Given problem
Every line of the records below should be restated exactly.
══ Exercise material
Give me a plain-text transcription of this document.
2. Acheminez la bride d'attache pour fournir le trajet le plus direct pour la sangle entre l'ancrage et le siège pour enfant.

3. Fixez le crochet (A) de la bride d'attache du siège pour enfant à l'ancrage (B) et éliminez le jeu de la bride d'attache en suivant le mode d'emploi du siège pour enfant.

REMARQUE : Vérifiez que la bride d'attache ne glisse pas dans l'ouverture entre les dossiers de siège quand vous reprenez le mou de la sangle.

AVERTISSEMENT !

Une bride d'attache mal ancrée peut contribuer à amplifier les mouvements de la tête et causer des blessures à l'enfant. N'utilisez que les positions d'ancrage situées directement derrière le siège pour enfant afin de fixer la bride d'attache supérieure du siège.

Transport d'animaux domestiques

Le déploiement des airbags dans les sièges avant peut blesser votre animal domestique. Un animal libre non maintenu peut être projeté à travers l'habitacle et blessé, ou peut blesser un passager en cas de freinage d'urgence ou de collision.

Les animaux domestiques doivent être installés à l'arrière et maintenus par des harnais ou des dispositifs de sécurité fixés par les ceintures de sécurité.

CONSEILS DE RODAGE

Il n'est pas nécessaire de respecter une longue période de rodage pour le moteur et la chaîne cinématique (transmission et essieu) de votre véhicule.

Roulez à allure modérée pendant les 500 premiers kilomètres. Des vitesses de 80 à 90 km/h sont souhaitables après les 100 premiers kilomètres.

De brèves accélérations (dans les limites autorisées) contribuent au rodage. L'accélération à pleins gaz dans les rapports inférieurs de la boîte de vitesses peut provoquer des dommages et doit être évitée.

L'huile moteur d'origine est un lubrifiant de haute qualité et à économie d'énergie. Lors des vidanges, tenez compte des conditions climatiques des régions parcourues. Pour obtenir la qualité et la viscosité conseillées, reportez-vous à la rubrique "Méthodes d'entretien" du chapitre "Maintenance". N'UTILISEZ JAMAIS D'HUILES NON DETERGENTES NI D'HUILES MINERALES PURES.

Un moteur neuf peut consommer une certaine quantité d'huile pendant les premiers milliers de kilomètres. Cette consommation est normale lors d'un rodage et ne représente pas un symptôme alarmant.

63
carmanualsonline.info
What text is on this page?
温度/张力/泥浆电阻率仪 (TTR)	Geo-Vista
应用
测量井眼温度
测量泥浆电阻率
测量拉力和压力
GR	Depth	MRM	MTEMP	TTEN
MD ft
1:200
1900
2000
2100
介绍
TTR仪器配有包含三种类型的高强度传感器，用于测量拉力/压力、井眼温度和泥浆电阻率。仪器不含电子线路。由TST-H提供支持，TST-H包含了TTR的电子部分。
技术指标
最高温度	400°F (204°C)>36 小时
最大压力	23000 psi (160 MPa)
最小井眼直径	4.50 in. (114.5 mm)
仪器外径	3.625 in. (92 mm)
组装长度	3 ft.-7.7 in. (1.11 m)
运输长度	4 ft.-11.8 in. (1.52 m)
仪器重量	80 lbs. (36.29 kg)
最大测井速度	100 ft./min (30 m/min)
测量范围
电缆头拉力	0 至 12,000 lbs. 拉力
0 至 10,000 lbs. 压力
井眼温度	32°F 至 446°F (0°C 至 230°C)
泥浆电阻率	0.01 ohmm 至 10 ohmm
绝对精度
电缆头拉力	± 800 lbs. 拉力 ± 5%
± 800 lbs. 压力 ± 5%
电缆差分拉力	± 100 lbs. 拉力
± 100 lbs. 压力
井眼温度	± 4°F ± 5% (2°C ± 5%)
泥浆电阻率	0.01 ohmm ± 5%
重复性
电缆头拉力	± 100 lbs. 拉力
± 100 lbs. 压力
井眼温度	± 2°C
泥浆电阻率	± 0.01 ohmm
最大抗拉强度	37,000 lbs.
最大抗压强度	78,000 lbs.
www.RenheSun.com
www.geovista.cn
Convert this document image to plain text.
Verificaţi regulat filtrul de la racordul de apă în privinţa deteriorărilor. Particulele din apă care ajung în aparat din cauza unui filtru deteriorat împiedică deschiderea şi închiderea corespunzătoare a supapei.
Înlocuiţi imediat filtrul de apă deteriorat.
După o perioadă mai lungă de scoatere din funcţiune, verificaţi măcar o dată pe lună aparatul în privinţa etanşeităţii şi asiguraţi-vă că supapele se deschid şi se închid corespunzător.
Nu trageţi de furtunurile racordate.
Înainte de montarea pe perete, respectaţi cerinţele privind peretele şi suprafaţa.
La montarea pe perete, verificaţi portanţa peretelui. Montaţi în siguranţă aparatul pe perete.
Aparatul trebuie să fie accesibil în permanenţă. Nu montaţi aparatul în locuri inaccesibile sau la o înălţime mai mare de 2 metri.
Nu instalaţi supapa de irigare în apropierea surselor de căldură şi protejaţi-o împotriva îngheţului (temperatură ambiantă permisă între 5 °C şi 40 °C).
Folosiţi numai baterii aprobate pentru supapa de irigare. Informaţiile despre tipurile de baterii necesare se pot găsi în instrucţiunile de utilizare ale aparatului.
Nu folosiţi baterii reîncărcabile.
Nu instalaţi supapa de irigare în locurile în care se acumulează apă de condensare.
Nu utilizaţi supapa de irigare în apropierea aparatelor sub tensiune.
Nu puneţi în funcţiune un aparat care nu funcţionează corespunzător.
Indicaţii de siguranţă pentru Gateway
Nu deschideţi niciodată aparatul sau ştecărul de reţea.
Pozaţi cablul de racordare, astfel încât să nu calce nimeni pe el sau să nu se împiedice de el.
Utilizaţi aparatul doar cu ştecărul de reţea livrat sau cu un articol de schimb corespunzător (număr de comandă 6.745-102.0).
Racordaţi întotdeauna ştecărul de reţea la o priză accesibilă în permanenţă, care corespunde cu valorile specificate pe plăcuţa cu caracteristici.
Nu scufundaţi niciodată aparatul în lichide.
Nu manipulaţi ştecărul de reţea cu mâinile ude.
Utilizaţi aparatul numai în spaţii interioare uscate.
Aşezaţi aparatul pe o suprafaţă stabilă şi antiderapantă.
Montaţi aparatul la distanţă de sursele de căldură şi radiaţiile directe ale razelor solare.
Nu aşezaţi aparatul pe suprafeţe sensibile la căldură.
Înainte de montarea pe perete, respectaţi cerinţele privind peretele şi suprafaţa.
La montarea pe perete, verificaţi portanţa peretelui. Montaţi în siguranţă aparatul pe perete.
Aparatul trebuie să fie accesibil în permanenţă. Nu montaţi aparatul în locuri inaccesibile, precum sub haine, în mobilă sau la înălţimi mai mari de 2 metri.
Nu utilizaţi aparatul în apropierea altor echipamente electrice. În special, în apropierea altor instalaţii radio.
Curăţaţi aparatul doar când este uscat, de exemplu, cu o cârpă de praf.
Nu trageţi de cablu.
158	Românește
════
Problem solution
Give me a plain-text transcription of this document.
2. Acheminez la bride d'attache pour fournir le trajet le plus direct pour la sangle entre l'ancrage et le siège pour enfant.

3. Fixez le crochet (A) de la bride d'attache du siège pour enfant à l'ancrage (B) et éliminez le jeu de la bride d'attache en suivant le mode d'emploi du siège pour enfant.

REMARQUE : Vérifiez que la bride d'attache ne glisse pas dans l'ouverture entre les dossiers de siège quand vous reprenez le mou de la sangle.

AVERTISSEMENT !

Une bride d'attache mal ancrée peut contribuer à amplifier les mouvements de la tête et causer des blessures à l'enfant. N'utilisez que les positions d'ancrage situées directement derrière le siège pour enfant afin de fixer la bride d'attache supérieure du siège.

Transport d'animaux domestiques

Le déploiement des airbags dans les sièges avant peut blesser votre animal domestique. Un animal libre non maintenu peut être projeté à travers l'habitacle et blessé, ou peut blesser un passager en cas de freinage d'urgence ou de collision.

Les animaux domestiques doivent être installés à l'arrière et maintenus par des harnais ou des dispositifs de sécurité fixés par les ceintures de sécurité.

CONSEILS DE RODAGE

Il n'est pas nécessaire de respecter une longue période de rodage pour le moteur et la chaîne cinématique (transmission et essieu) de votre véhicule.

Roulez à allure modérée pendant les 500 premiers kilomètres. Des vitesses de 80 à 90 km/h sont souhaitables après les 100 premiers kilomètres.

De brèves accélérations (dans les limites autorisées) contribuent au rodage. L'accélération à pleins gaz dans les rapports inférieurs de la boîte de vitesses peut provoquer des dommages et doit être évitée.

L'huile moteur d'origine est un lubrifiant de haute qualité et à économie d'énergie. Lors des vidanges, tenez compte des conditions climatiques des régions parcourues. Pour obtenir la qualité et la viscosité conseillées, reportez-vous à la rubrique "Méthodes d'entretien" du chapitre "Maintenance". N'UTILISEZ JAMAIS D'HUILES NON DETERGENTES NI D'HUILES MINERALES PURES.

Un moteur neuf peut consommer une certaine quantité d'huile pendant les premiers milliers de kilomètres. Cette consommation est normale lors d'un rodage et ne représente pas un symptôme alarmant.

63
carmanualsonline.info
What text is on this page?
温度/张力/泥浆电阻率仪 (TTR)	Geo-Vista
应用
测量井眼温度
测量泥浆电阻率
测量拉力和压力
GR	Depth	MRM	MTEMP	TTEN
MD ft
1:200
1900
2000
2100
介绍
TTR仪器配有包含三种类型的高强度传感器，用于测量拉力/压力、井眼温度和泥浆电阻率。仪器不含电子线路。由TST-H提供支持，TST-H包含了TTR的电子部分。
技术指标
最高温度	400°F (204°C)>36 小时
最大压力	23000 psi (160 MPa)
最小井眼直径	4.50 in. (114.5 mm)
仪器外径	3.625 in. (92 mm)
组装长度	3 ft.-7.7 in. (1.11 m)
运输长度	4 ft.-11.8 in. (1.52 m)
仪器重量	80 lbs. (36.29 kg)
最大测井速度	100 ft./min (30 m/min)
测量范围
电缆头拉力	0 至 12,000 lbs. 拉力
0 至 10,000 lbs. 压力
井眼温度	32°F 至 446°F (0°C 至 230°C)
泥浆电阻率	0.01 ohmm 至 10 ohmm
绝对精度
电缆头拉力	± 800 lbs. 拉力 ± 5%
± 800 lbs. 压力 ± 5%
电缆差分拉力	± 100 lbs. 拉力
± 100 lbs. 压力
井眼温度	± 4°F ± 5% (2°C ± 5%)
泥浆电阻率	0.01 ohmm ± 5%
重复性
电缆头拉力	± 100 lbs. 拉力
± 100 lbs. 压力
井眼温度	± 2°C
泥浆电阻率	± 0.01 ohmm
最大抗拉强度	37,000 lbs.
最大抗压强度	78,000 lbs.
www.RenheSun.com
www.geovista.cn
Convert this document image to plain text.
Verificaţi regulat filtrul de la racordul de apă în privinţa deteriorărilor. Particulele din apă care ajung în aparat din cauza unui filtru deteriorat împiedică deschiderea şi închiderea corespunzătoare a supapei.
Înlocuiţi imediat filtrul de apă deteriorat.
După o perioadă mai lungă de scoatere din funcţiune, verificaţi măcar o dată pe lună aparatul în privinţa etanşeităţii şi asiguraţi-vă că supapele se deschid şi se închid corespunzător.
Nu trageţi de furtunurile racordate.
Înainte de montarea pe perete, respectaţi cerinţele privind peretele şi suprafaţa.
La montarea pe perete, verificaţi portanţa peretelui. Montaţi în siguranţă aparatul pe perete.
Aparatul trebuie să fie accesibil în permanenţă. Nu montaţi aparatul în locuri inaccesibile sau la o înălţime mai mare de 2 metri.
Nu instalaţi supapa de irigare în apropierea surselor de căldură şi protejaţi-o împotriva îngheţului (temperatură ambiantă permisă între 5 °C şi 40 °C).
Folosiţi numai baterii aprobate pentru supapa de irigare. Informaţiile despre tipurile de baterii necesare se pot găsi în instrucţiunile de utilizare ale aparatului.
Nu folosiţi baterii reîncărcabile.
Nu instalaţi supapa de irigare în locurile în care se acumulează apă de condensare.
Nu utilizaţi supapa de irigare în apropierea aparatelor sub tensiune.
Nu puneţi în funcţiune un aparat care nu funcţionează corespunzător.
Indicaţii de siguranţă pentru Gateway
Nu deschideţi niciodată aparatul sau ştecărul de reţea.
Pozaţi cablul de racordare, astfel încât să nu calce nimeni pe el sau să nu se împiedice de el.
Utilizaţi aparatul doar cu ştecărul de reţea livrat sau cu un articol de schimb corespunzător (număr de comandă 6.745-102.0).
Racordaţi întotdeauna ştecărul de reţea la o priză accesibilă în permanenţă, care corespunde cu valorile specificate pe plăcuţa cu caracteristici.
Nu scufundaţi niciodată aparatul în lichide.
Nu manipulaţi ştecărul de reţea cu mâinile ude.
Utilizaţi aparatul numai în spaţii interioare uscate.
Aşezaţi aparatul pe o suprafaţă stabilă şi antiderapantă.
Montaţi aparatul la distanţă de sursele de căldură şi radiaţiile directe ale razelor solare.
Nu aşezaţi aparatul pe suprafeţe sensibile la căldură.
Înainte de montarea pe perete, respectaţi cerinţele privind peretele şi suprafaţa.
La montarea pe perete, verificaţi portanţa peretelui. Montaţi în siguranţă aparatul pe perete.
Aparatul trebuie să fie accesibil în permanenţă. Nu montaţi aparatul în locuri inaccesibile, precum sub haine, în mobilă sau la înălţimi mai mari de 2 metri.
Nu utilizaţi aparatul în apropierea altor echipamente electrice. În special, în apropierea altor instalaţii radio.
Curăţaţi aparatul doar când este uscat, de exemplu, cu o cârpă de praf.
Nu trageţi de cablu.
158	Românește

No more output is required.